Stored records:
____________

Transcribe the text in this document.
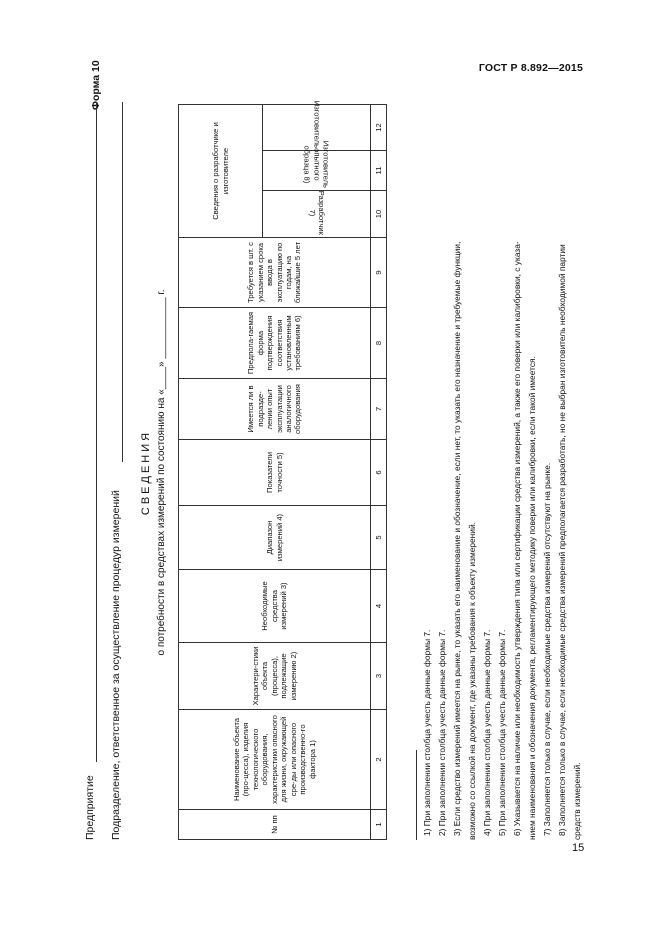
ГОСТ Р 8.892—2015
15
Форма 10
Предприятие Подразделение, ответственное за осуществление процедур измерений
СВЕДЕНИЯ о потребности в средствах измерений по состоянию на «____» ___________ г.
№ пп	Наименование объекта (про-цесса), изделия технологического оборудования, характеристики опасного для жизни, окружающей сре-ды или опасного производственно-го фактора 1)	Характери-стики объекта (процесса), подлежащие измерению 2)	Необходимые средства измерений 3)	Диапазон измерений 4)	Показатели точности 5)	Имеется ли в подразде-лении опыт эксплуатации аналогичного оборудования	Предпола-гаемая форма подтверждения соответствия установленным требованиям 6)	Требуется в шт. с указанием срока ввода в эксплуатацию по годам, на ближайшие 5 лет	Сведения о разработчике и изготовителе		
									Разработчик 7)	Изготовитель опытного образца 8)	Изготовитель
1	2	3	4	5	6	7	8	9	10	11	12
1) При заполнении столбца учесть данные формы 7. 2) При заполнении столбца учесть данные формы 7. 3) Если средство измерений имеется на рынке, то указать его наименование и обозначение, если нет, то указать его назначение и требуемые функции, возможно со ссылкой на документ, где указаны требования к объекту измерений. 4) При заполнении столбца учесть данные формы 7. 5) При заполнении столбца учесть данные формы 7. 6) Указывается на наличие или необходимость утверждения типа или сертификации средства измерений, а также его поверки или калибровки, с указа- нием наименования и обозначения документа, регламентирующего методику поверки или калибровки, если такой имеется. 7) Заполняется только в случае, если необходимые средства измерений отсутствуют на рынке. 8) Заполняется только в случае, если необходимые средства измерений предполагается разработать, но не выбран изготовитель необходимой партии средств измерений.
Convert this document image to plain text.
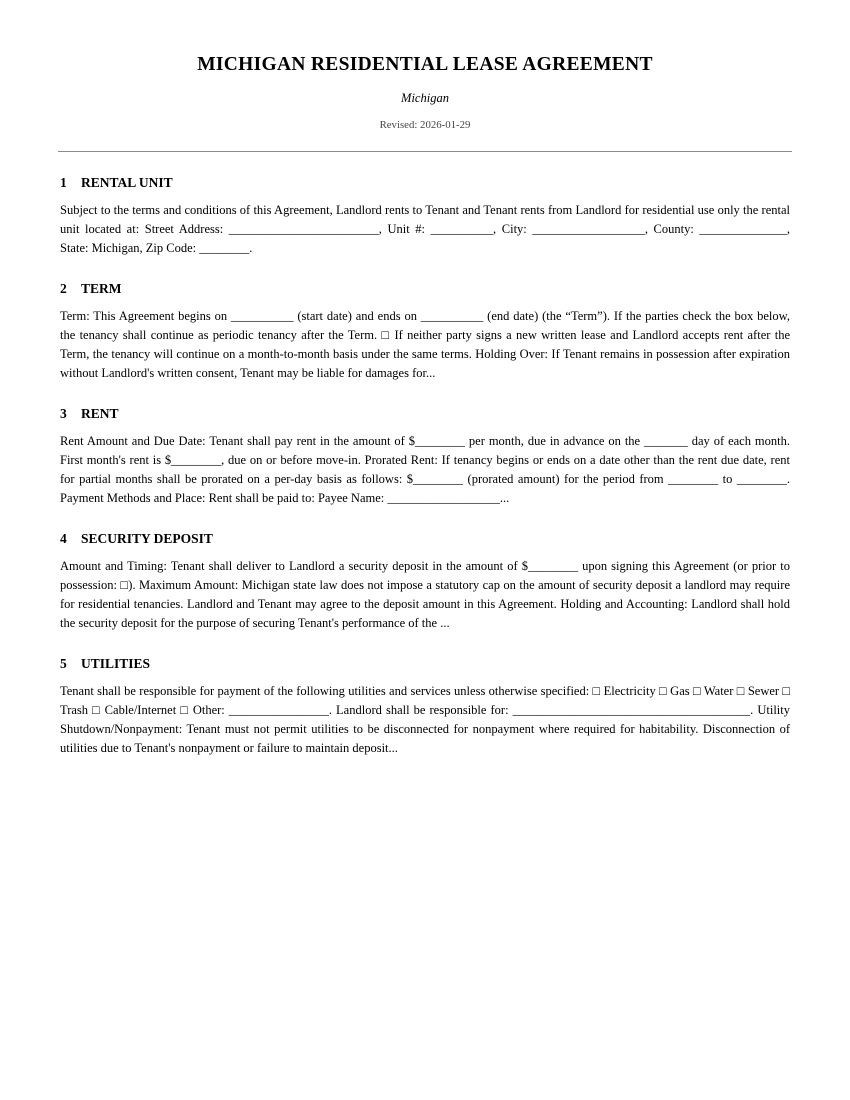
MICHIGAN RESIDENTIAL LEASE AGREEMENT
Michigan
Revised: 2026-01-29
1 RENTAL UNIT

Subject to the terms and conditions of this Agreement, Landlord rents to Tenant and Tenant rents from Landlord for residential use only the rental unit located at: Street Address: ________________________, Unit #: __________, City: __________________, County: ______________, State: Michigan, Zip Code: ________.

2 TERM

Term: This Agreement begins on __________ (start date) and ends on __________ (end date) (the “Term”). If the parties check the box below, the tenancy shall continue as periodic tenancy after the Term. □ If neither party signs a new written lease and Landlord accepts rent after the Term, the tenancy will continue on a month-to-month basis under the same terms. Holding Over: If Tenant remains in possession after expiration without Landlord's written consent, Tenant may be liable for damages for...

3 RENT

Rent Amount and Due Date: Tenant shall pay rent in the amount of $________ per month, due in advance on the _______ day of each month. First month's rent is $________, due on or before move-in. Prorated Rent: If tenancy begins or ends on a date other than the rent due date, rent for partial months shall be prorated on a per-day basis as follows: $________ (prorated amount) for the period from ________ to ________. Payment Methods and Place: Rent shall be paid to: Payee Name: __________________...

4 SECURITY DEPOSIT

Amount and Timing: Tenant shall deliver to Landlord a security deposit in the amount of $________ upon signing this Agreement (or prior to possession: □). Maximum Amount: Michigan state law does not impose a statutory cap on the amount of security deposit a landlord may require for residential tenancies. Landlord and Tenant may agree to the deposit amount in this Agreement. Holding and Accounting: Landlord shall hold the security deposit for the purpose of securing Tenant's performance of the ...

5 UTILITIES

Tenant shall be responsible for payment of the following utilities and services unless otherwise specified: □ Electricity □ Gas □ Water □ Sewer □ Trash □ Cable/Internet □ Other: ________________. Landlord shall be responsible for: ______________________________________. Utility Shutdown/Nonpayment: Tenant must not permit utilities to be disconnected for nonpayment where required for habitability. Disconnection of utilities due to Tenant's nonpayment or failure to maintain deposit...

____________

WORK TO DO: Your copy should repeat each entry above exactly but contain no pictures.

WRITTEN SOLUTION:
Transcribe the text in this document.
ГОСТ Р 8.892—2015
15
Форма 10
Предприятие Подразделение, ответственное за осуществление процедур измерений
СВЕДЕНИЯ о потребности в средствах измерений по состоянию на «____» ___________ г.
№ пп	Наименование объекта (про-цесса), изделия технологического оборудования, характеристики опасного для жизни, окружающей сре-ды или опасного производственно-го фактора 1)	Характери-стики объекта (процесса), подлежащие измерению 2)	Необходимые средства измерений 3)	Диапазон измерений 4)	Показатели точности 5)	Имеется ли в подразде-лении опыт эксплуатации аналогичного оборудования	Предпола-гаемая форма подтверждения соответствия установленным требованиям 6)	Требуется в шт. с указанием срока ввода в эксплуатацию по годам, на ближайшие 5 лет	Сведения о разработчике и изготовителе		
									Разработчик 7)	Изготовитель опытного образца 8)	Изготовитель
1	2	3	4	5	6	7	8	9	10	11	12
1) При заполнении столбца учесть данные формы 7. 2) При заполнении столбца учесть данные формы 7. 3) Если средство измерений имеется на рынке, то указать его наименование и обозначение, если нет, то указать его назначение и требуемые функции, возможно со ссылкой на документ, где указаны требования к объекту измерений. 4) При заполнении столбца учесть данные формы 7. 5) При заполнении столбца учесть данные формы 7. 6) Указывается на наличие или необходимость утверждения типа или сертификации средства измерений, а также его поверки или калибровки, с указа- нием наименования и обозначения документа, регламентирующего методику поверки или калибровки, если такой имеется. 7) Заполняется только в случае, если необходимые средства измерений отсутствуют на рынке. 8) Заполняется только в случае, если необходимые средства измерений предполагается разработать, но не выбран изготовитель необходимой партии средств измерений.
Convert this document image to plain text.
MICHIGAN RESIDENTIAL LEASE AGREEMENT
Michigan
Revised: 2026-01-29
1 RENTAL UNIT

Subject to the terms and conditions of this Agreement, Landlord rents to Tenant and Tenant rents from Landlord for residential use only the rental unit located at: Street Address: ________________________, Unit #: __________, City: __________________, County: ______________, State: Michigan, Zip Code: ________.

2 TERM

Term: This Agreement begins on __________ (start date) and ends on __________ (end date) (the “Term”). If the parties check the box below, the tenancy shall continue as periodic tenancy after the Term. □ If neither party signs a new written lease and Landlord accepts rent after the Term, the tenancy will continue on a month-to-month basis under the same terms. Holding Over: If Tenant remains in possession after expiration without Landlord's written consent, Tenant may be liable for damages for...

3 RENT

Rent Amount and Due Date: Tenant shall pay rent in the amount of $________ per month, due in advance on the _______ day of each month. First month's rent is $________, due on or before move-in. Prorated Rent: If tenancy begins or ends on a date other than the rent due date, rent for partial months shall be prorated on a per-day basis as follows: $________ (prorated amount) for the period from ________ to ________. Payment Methods and Place: Rent shall be paid to: Payee Name: __________________...

4 SECURITY DEPOSIT

Amount and Timing: Tenant shall deliver to Landlord a security deposit in the amount of $________ upon signing this Agreement (or prior to possession: □). Maximum Amount: Michigan state law does not impose a statutory cap on the amount of security deposit a landlord may require for residential tenancies. Landlord and Tenant may agree to the deposit amount in this Agreement. Holding and Accounting: Landlord shall hold the security deposit for the purpose of securing Tenant's performance of the ...

5 UTILITIES

Tenant shall be responsible for payment of the following utilities and services unless otherwise specified: □ Electricity □ Gas □ Water □ Sewer □ Trash □ Cable/Internet □ Other: ________________. Landlord shall be responsible for: ______________________________________. Utility Shutdown/Nonpayment: Tenant must not permit utilities to be disconnected for nonpayment where required for habitability. Disconnection of utilities due to Tenant's nonpayment or failure to maintain deposit...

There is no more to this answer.